● **Exercise prompt**: Below are some entries. Copy each line that holds the string "this".

= = = = = = =

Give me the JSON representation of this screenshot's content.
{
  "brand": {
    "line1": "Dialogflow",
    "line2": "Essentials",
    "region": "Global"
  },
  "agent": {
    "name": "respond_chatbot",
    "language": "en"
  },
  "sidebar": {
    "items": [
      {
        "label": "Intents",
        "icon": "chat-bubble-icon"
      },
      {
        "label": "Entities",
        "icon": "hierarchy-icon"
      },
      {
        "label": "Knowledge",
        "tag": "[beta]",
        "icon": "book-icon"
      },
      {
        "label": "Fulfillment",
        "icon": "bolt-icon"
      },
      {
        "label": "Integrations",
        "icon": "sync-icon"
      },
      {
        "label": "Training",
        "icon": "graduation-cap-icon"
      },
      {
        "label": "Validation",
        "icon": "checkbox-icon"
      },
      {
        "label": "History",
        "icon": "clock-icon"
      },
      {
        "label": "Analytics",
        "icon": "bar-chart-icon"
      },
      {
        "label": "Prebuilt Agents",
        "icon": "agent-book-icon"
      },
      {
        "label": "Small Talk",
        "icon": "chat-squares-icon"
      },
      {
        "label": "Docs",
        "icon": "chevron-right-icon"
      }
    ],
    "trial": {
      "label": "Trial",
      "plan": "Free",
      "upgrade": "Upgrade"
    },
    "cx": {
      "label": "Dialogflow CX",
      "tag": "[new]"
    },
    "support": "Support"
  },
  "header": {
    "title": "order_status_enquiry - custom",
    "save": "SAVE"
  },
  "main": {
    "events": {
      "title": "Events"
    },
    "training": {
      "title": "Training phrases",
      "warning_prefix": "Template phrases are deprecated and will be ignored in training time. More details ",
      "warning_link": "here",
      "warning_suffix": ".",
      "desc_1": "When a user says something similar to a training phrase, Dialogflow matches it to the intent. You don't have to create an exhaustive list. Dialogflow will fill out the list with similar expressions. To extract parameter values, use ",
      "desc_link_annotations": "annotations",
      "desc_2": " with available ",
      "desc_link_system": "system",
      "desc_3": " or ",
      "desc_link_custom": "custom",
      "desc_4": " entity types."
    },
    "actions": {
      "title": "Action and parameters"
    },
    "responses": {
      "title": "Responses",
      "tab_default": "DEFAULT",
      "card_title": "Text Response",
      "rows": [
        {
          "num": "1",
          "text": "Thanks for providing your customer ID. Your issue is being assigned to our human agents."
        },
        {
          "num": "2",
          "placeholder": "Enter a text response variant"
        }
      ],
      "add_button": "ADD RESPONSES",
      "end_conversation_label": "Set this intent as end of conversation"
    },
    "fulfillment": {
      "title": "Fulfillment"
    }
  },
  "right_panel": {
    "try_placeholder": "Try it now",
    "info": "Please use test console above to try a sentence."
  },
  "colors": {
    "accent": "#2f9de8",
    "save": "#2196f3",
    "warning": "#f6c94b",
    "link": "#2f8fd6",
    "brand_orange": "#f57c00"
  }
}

= = = = = = =

● **The completed task**:
Give me the JSON representation of this screenshot's content.
      "end_conversation_label": "Set this intent as end of conversation"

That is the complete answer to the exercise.